**Written request:** Take every line where the string "cancel" appears and copy it.

-- BEGIN --

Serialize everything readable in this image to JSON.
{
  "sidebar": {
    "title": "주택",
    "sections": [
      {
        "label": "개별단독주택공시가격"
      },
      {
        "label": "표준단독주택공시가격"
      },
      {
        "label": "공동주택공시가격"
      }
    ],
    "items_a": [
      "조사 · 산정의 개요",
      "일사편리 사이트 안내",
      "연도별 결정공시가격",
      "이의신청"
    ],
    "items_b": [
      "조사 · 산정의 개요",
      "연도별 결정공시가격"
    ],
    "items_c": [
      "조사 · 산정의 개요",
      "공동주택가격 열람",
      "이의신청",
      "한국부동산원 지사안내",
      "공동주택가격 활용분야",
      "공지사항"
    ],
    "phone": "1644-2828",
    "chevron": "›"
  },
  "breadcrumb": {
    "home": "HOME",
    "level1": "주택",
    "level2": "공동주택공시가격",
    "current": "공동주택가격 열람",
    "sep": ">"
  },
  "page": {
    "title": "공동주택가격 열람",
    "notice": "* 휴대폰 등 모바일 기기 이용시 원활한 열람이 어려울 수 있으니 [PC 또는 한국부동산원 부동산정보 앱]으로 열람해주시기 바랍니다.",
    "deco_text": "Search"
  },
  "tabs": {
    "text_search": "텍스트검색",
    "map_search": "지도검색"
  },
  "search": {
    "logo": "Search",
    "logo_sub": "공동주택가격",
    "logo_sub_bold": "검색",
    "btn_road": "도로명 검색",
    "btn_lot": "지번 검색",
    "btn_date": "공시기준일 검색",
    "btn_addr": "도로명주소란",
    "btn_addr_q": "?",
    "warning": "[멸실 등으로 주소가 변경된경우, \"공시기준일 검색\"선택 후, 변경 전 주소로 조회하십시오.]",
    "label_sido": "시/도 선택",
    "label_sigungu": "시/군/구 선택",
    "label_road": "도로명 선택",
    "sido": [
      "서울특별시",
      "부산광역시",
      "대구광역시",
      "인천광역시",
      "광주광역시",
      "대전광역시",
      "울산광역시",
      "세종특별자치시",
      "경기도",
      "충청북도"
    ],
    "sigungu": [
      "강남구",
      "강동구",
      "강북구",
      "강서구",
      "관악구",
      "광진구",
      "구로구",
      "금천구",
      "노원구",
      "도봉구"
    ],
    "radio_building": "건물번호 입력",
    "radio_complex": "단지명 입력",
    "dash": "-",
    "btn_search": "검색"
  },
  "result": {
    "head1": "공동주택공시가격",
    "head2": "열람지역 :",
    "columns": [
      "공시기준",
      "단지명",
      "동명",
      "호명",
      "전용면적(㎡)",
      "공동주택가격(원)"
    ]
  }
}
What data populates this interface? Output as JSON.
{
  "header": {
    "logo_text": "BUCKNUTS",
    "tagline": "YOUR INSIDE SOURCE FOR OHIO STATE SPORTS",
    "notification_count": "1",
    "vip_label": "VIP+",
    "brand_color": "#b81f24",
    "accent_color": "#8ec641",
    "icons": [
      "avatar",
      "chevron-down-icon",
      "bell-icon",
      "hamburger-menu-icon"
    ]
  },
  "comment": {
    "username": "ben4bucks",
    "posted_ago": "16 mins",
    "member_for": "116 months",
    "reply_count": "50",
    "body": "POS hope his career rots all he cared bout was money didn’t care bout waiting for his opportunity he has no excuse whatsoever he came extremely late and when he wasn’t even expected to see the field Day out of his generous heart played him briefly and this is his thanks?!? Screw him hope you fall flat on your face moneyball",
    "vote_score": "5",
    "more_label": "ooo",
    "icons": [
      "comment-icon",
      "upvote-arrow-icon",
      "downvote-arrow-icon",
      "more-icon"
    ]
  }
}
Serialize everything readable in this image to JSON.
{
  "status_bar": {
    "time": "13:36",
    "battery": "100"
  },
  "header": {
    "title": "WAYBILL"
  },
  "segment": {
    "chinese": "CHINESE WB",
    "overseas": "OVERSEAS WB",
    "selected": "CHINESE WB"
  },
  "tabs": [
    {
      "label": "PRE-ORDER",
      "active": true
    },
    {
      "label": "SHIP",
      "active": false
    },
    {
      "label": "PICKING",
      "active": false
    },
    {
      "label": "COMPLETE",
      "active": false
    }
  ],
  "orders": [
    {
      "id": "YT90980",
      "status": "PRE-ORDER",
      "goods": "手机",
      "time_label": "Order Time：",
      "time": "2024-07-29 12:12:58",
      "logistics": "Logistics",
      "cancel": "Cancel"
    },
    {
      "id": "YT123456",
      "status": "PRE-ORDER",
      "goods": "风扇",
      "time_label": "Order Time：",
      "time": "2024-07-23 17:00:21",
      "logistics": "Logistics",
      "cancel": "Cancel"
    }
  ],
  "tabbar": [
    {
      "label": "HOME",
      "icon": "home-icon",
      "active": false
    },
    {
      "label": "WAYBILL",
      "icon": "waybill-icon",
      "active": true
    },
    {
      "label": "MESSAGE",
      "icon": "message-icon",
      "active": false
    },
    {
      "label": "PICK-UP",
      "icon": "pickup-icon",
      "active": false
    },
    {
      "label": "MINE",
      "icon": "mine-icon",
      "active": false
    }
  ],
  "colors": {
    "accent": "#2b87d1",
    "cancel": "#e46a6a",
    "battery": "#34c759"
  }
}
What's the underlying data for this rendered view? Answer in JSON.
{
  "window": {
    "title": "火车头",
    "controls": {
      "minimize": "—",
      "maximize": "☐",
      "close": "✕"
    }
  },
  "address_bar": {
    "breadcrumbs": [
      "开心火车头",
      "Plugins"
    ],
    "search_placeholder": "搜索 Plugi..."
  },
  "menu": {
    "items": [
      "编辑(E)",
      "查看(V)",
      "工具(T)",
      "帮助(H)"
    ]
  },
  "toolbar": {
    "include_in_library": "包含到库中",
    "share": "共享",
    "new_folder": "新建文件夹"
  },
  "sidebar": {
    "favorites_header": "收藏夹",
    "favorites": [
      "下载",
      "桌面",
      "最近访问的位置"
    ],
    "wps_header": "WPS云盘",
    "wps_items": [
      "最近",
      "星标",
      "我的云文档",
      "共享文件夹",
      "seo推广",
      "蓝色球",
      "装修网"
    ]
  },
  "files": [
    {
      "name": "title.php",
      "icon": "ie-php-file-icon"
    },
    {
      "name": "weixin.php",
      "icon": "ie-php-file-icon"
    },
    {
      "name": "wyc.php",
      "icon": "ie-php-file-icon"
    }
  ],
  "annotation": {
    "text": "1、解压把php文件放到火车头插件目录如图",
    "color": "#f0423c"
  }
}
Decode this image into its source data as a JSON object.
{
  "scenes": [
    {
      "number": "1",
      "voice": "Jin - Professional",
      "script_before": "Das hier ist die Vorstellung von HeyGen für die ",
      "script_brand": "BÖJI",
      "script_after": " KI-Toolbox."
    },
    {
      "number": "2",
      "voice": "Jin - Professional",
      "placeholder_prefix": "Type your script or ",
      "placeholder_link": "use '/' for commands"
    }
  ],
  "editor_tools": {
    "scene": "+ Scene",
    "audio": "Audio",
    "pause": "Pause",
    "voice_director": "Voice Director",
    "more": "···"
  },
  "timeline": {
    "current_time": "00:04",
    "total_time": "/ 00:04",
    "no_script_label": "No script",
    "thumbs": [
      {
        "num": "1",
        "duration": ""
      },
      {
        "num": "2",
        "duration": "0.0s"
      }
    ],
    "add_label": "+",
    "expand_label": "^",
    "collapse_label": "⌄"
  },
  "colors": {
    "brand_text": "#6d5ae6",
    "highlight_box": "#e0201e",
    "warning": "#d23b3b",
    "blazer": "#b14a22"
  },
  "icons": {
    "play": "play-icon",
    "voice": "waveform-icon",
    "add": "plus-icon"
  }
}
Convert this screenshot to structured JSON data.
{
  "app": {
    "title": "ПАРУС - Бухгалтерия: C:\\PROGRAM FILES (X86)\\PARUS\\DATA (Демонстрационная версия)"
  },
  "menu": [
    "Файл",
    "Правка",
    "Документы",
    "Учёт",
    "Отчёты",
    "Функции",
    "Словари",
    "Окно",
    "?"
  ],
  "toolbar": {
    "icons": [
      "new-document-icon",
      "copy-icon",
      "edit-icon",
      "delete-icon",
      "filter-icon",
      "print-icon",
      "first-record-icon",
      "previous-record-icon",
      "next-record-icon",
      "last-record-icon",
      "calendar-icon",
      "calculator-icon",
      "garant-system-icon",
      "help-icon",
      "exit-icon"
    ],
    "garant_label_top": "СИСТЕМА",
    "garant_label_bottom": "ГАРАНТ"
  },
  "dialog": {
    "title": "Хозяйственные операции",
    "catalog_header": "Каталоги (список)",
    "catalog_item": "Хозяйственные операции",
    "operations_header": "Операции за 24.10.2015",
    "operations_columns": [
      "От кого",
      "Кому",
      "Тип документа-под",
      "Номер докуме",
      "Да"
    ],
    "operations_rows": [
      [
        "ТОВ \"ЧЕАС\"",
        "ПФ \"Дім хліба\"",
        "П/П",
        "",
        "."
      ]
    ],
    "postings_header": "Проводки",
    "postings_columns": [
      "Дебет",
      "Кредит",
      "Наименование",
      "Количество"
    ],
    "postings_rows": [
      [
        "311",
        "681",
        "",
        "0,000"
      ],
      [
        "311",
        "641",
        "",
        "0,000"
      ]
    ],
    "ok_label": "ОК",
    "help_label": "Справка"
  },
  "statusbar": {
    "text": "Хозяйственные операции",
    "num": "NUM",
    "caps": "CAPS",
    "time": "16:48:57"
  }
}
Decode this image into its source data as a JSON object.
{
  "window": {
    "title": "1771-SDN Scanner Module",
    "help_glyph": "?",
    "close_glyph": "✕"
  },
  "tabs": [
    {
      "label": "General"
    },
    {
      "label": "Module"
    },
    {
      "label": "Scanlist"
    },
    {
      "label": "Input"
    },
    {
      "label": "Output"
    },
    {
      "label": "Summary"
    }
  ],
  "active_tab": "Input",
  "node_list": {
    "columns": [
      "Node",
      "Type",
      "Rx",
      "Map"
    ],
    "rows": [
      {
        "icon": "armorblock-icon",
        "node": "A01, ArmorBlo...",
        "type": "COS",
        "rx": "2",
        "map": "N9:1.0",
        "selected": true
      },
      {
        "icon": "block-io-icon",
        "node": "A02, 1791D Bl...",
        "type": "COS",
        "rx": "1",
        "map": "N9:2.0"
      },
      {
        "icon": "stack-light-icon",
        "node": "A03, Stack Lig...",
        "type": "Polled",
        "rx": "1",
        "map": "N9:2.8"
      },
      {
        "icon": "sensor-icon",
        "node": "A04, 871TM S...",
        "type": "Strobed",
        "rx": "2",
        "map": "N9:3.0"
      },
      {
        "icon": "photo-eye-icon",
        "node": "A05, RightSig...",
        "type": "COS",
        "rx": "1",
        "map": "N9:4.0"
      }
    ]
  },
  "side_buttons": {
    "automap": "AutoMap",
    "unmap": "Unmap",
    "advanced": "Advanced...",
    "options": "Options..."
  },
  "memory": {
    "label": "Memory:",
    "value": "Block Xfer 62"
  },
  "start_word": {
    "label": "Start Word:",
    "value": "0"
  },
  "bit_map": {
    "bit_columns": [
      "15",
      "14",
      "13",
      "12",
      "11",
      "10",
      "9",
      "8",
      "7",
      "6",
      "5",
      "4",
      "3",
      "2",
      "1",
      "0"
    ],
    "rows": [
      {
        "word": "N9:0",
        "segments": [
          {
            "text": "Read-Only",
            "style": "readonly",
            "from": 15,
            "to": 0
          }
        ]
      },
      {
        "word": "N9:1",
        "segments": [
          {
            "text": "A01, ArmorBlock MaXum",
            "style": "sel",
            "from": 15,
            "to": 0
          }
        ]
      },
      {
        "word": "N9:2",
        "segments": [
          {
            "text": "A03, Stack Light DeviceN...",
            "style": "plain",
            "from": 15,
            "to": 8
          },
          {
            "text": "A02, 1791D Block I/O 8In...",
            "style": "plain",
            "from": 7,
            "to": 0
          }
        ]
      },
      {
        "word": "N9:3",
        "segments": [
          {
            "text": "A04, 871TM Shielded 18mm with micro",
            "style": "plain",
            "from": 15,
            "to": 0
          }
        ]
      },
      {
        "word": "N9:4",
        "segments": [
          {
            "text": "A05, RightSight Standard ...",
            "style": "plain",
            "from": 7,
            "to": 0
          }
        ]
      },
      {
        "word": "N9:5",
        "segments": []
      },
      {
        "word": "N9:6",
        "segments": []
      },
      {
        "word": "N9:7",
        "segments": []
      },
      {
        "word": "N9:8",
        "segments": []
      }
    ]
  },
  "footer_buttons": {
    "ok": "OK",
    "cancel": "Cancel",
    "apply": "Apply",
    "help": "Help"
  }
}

-- END --

**Answer for the task:**
      "cancel": "Cancel"
      "cancel": "Cancel"
    "cancel": "#e46a6a",
    "cancel": "Cancel",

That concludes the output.